Read the records below. Copy each line where the string "EJEN" occurs.

**Material to process**

━━━━━━━━━━

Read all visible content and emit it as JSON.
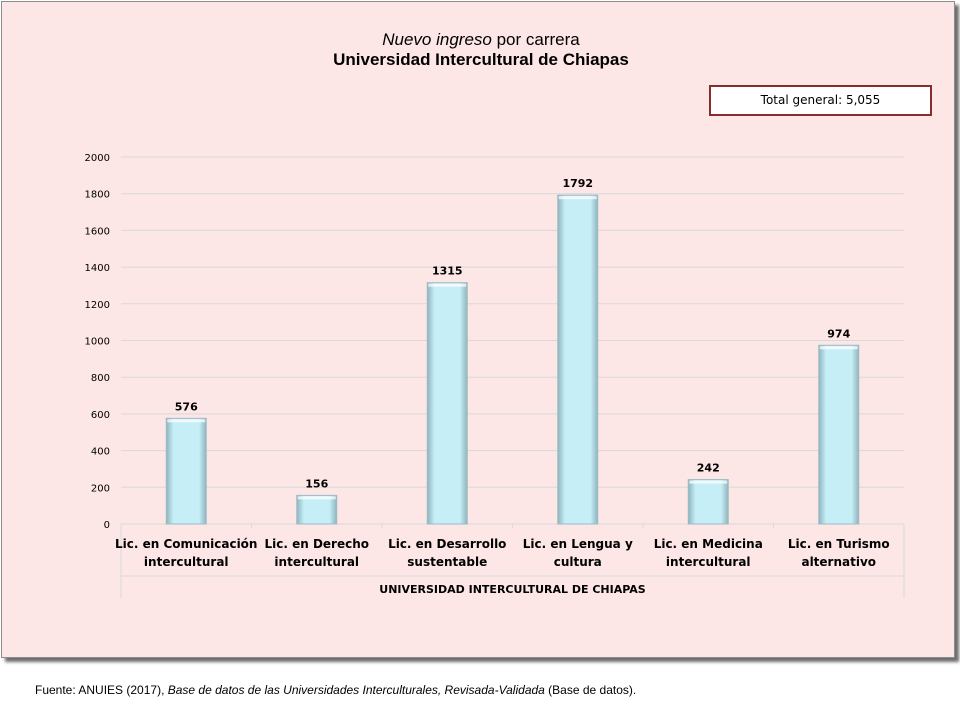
{
  "chart_data": {
    "type": "bar",
    "title_italic": "Nuevo ingreso",
    "title_rest": " por carrera",
    "subtitle": "Universidad Intercultural de Chiapas",
    "categories": [
      [
        "Lic. en Comunicación",
        "intercultural"
      ],
      [
        "Lic. en Derecho",
        "intercultural"
      ],
      [
        "Lic. en Desarrollo",
        "sustentable"
      ],
      [
        "Lic. en Lengua y",
        "cultura"
      ],
      [
        "Lic. en Medicina",
        "intercultural"
      ],
      [
        "Lic. en Turismo",
        "alternativo"
      ]
    ],
    "values": [
      576,
      156,
      1315,
      1792,
      242,
      974
    ],
    "data_labels": [
      "576",
      "156",
      "1315",
      "1792",
      "242",
      "974"
    ],
    "xlabel": "UNIVERSIDAD INTERCULTURAL DE CHIAPAS",
    "ylabel": "",
    "ylim": [
      0,
      2000
    ],
    "yticks": [
      "0",
      "200",
      "400",
      "600",
      "800",
      "1000",
      "1200",
      "1400",
      "1600",
      "1800",
      "2000"
    ],
    "grid": true,
    "bar_color": "#c5eef7",
    "background_color": "#fde6e6"
  },
  "total_box": {
    "label": "Total general: 5,055"
  },
  "source": {
    "prefix": "Fuente: ANUIES (2017), ",
    "italic": "Base de datos de las Universidades  Interculturales, Revisada-Validada",
    "suffix": "  (Base de datos)."
  }
}
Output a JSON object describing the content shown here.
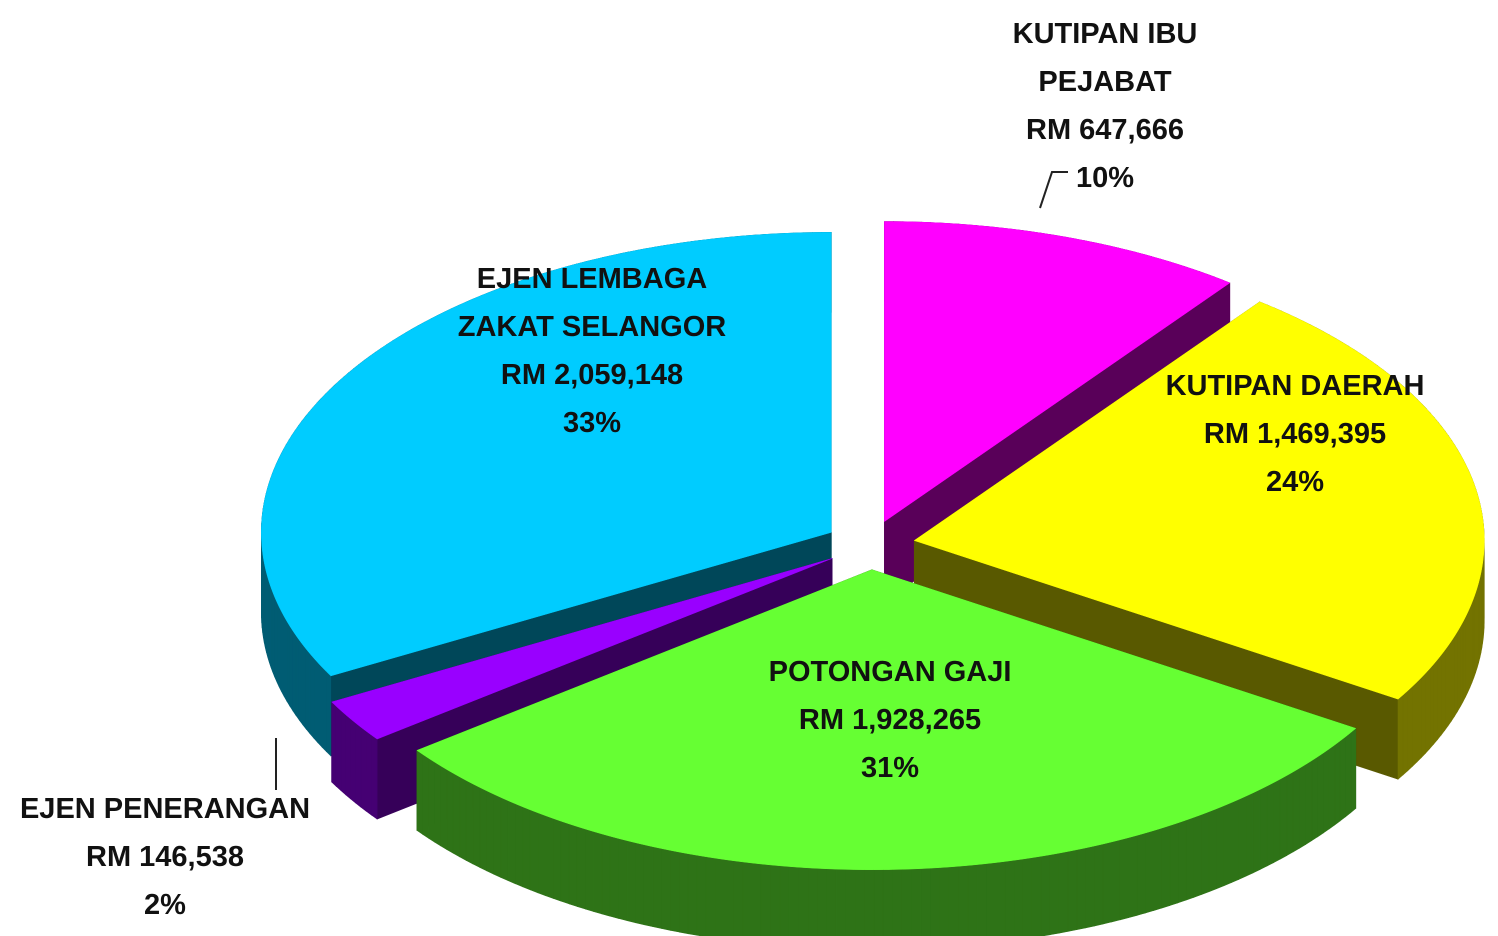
{
  "chart_data": {
    "type": "pie",
    "categories": [
      "KUTIPAN IBU PEJABAT",
      "KUTIPAN DAERAH",
      "POTONGAN GAJI",
      "EJEN PENERANGAN",
      "EJEN LEMBAGA ZAKAT SELANGOR"
    ],
    "values": [
      647666,
      1469395,
      1928265,
      146538,
      2059148
    ],
    "value_labels": [
      "RM 647,666",
      "RM 1,469,395",
      "RM 1,928,265",
      "RM 146,538",
      "RM 2,059,148"
    ],
    "percentages": [
      10,
      24,
      31,
      2,
      33
    ],
    "percentage_labels": [
      "10%",
      "24%",
      "31%",
      "2%",
      "33%"
    ],
    "colors": [
      "#ff00ff",
      "#ffff00",
      "#66ff33",
      "#9900ff",
      "#00ccff"
    ],
    "exploded": true,
    "three_d": true
  }
}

━━━━━━━━━━

**Result for this task**
      "EJEN PENERANGAN",
      "EJEN LEMBAGA ZAKAT SELANGOR"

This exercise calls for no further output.